(Records drawn from a dataset)
::::

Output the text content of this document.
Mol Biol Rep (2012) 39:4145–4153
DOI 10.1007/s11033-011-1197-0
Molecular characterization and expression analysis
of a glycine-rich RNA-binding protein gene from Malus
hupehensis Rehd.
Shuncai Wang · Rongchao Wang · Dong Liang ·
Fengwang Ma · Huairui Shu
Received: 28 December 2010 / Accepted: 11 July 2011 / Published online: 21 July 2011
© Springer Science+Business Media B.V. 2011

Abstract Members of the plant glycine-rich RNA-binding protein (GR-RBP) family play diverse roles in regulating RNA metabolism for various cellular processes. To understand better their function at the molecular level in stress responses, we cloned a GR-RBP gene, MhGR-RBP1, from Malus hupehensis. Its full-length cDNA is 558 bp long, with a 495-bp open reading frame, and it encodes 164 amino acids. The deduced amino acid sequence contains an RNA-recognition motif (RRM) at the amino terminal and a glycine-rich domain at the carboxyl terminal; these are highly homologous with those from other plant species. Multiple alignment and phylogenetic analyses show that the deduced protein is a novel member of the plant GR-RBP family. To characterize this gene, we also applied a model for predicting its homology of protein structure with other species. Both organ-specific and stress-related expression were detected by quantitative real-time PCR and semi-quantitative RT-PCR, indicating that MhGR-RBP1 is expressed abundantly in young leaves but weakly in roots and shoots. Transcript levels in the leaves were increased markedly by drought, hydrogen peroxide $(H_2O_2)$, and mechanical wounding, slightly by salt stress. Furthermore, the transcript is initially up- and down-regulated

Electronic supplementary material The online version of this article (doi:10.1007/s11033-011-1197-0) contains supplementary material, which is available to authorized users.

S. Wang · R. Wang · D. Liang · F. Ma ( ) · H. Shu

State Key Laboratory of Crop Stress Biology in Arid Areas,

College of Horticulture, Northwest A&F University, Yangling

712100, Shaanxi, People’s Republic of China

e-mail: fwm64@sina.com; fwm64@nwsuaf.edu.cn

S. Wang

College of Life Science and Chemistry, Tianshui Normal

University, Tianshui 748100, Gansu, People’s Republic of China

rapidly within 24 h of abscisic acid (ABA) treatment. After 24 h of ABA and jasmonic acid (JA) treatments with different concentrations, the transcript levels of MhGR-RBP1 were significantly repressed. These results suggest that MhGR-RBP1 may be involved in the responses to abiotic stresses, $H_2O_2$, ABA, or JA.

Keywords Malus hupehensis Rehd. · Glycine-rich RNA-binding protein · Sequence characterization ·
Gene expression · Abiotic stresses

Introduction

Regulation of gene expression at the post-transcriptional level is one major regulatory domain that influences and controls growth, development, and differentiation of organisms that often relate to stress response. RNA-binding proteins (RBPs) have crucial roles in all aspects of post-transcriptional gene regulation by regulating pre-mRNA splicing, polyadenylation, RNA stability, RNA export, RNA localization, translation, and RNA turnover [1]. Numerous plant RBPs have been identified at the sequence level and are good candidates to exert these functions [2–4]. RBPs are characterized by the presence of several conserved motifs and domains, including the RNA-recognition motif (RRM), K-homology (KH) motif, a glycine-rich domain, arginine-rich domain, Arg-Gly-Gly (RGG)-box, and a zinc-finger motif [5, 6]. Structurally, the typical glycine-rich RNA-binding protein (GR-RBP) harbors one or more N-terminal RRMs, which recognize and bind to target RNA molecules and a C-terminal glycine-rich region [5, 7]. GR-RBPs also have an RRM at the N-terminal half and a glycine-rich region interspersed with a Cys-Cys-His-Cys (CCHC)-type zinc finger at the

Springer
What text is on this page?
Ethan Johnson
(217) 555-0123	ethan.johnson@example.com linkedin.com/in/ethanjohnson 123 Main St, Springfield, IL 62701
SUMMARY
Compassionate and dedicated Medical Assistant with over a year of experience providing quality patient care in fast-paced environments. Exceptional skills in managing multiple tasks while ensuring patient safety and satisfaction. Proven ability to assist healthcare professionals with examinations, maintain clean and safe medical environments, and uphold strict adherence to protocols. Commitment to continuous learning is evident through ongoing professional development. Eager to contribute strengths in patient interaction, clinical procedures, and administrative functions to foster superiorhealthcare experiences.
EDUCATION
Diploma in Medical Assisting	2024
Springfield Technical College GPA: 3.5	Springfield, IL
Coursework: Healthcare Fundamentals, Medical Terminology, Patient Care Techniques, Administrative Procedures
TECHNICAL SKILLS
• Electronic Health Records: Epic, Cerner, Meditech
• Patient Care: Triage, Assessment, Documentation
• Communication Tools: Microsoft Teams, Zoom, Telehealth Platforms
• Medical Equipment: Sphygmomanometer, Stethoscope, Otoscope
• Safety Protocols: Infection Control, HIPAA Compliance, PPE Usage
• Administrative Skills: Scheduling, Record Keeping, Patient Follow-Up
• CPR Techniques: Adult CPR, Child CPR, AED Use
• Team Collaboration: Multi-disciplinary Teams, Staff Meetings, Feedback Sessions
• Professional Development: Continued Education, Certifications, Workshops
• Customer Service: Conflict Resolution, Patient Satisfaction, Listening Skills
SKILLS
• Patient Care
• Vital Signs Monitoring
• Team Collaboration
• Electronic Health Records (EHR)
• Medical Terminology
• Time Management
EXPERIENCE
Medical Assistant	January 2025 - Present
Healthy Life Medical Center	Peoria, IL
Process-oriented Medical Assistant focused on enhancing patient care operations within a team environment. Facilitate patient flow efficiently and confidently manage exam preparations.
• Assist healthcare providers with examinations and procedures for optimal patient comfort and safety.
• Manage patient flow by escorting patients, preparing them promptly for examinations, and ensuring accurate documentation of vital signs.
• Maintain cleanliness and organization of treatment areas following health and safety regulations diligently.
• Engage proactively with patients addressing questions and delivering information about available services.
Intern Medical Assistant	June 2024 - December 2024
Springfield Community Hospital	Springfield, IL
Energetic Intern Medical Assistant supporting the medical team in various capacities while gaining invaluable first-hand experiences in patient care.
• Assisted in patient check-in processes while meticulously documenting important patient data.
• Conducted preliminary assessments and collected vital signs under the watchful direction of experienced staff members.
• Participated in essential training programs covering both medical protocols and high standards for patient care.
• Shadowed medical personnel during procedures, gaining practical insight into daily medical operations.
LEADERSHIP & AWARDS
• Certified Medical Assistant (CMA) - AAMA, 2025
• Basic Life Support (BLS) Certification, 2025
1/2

::::

**WHAT TO WORK ON**.
Collect the lines of the data that carry the word "People".

**EXERCISE OUTPUT**.
712100, Shaanxi, People’s Republic of China
University, Tianshui 748100, Gansu, People’s Republic of China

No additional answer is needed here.